:: Dataset rows

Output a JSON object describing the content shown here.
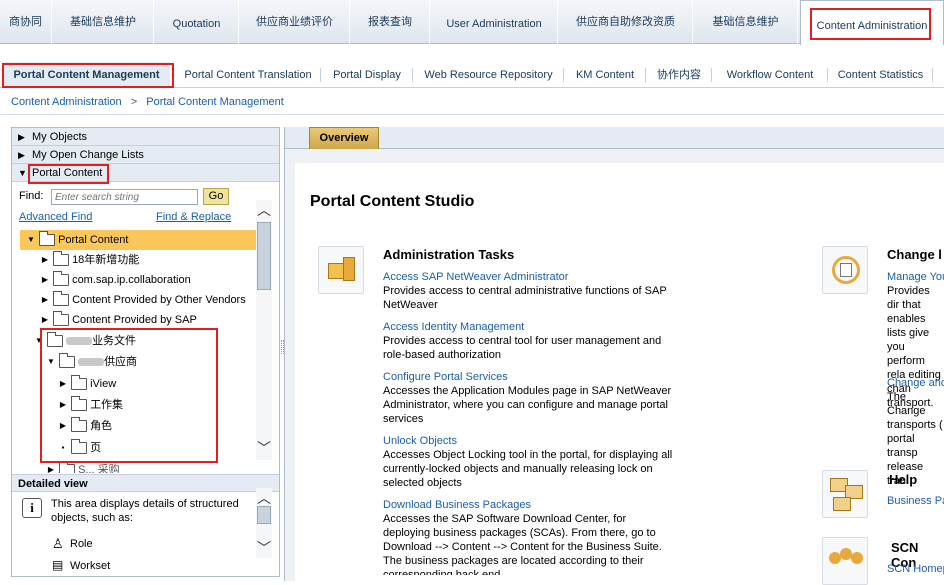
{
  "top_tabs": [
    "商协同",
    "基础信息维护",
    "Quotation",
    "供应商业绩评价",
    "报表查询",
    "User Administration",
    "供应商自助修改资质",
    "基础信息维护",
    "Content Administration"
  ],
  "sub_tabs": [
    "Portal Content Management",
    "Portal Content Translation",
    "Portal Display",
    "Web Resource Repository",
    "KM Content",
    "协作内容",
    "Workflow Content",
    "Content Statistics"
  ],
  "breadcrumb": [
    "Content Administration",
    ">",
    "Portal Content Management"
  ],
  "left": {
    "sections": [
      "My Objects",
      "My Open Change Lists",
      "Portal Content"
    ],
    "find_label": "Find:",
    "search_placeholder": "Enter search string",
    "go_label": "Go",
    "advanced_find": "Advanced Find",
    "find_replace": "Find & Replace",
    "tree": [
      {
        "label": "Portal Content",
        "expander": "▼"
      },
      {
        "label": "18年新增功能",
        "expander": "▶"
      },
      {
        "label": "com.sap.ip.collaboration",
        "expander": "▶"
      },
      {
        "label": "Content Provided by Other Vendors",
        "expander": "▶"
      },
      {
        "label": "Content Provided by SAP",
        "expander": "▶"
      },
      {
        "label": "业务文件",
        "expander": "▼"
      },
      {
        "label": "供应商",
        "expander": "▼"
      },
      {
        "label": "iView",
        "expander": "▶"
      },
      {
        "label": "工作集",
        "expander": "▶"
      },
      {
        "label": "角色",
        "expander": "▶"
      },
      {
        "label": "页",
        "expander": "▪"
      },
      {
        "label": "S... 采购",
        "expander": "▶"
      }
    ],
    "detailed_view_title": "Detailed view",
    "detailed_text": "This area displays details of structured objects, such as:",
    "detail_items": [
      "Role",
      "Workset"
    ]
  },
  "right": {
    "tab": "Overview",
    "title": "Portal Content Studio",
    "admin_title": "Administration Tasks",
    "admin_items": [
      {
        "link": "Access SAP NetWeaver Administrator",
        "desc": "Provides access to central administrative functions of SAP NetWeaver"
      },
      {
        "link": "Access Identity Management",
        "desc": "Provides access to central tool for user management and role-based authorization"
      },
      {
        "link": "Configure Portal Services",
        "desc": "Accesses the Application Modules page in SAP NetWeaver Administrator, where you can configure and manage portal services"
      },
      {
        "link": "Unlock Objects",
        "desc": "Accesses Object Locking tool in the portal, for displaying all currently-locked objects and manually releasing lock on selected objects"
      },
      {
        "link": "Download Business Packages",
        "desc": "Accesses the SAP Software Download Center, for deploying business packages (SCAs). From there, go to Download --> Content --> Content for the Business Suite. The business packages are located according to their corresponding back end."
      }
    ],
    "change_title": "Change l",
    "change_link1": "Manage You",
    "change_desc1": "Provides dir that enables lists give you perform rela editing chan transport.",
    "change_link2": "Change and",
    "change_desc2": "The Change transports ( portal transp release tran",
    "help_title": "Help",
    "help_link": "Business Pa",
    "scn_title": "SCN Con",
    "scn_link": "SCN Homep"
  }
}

::::
:: Dataset rows

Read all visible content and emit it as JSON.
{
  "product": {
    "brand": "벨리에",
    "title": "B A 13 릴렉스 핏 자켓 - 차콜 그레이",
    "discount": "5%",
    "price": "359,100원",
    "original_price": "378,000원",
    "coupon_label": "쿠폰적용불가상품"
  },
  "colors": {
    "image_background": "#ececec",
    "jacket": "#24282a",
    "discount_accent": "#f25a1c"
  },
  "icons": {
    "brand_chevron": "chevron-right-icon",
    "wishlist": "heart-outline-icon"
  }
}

::::

> [Exercise directions]
Every line holding "Find" should be copied out.

> [Response to the task]
    "find_label": "Find:",
    "advanced_find": "Advanced Find",
    "find_replace": "Find & Replace",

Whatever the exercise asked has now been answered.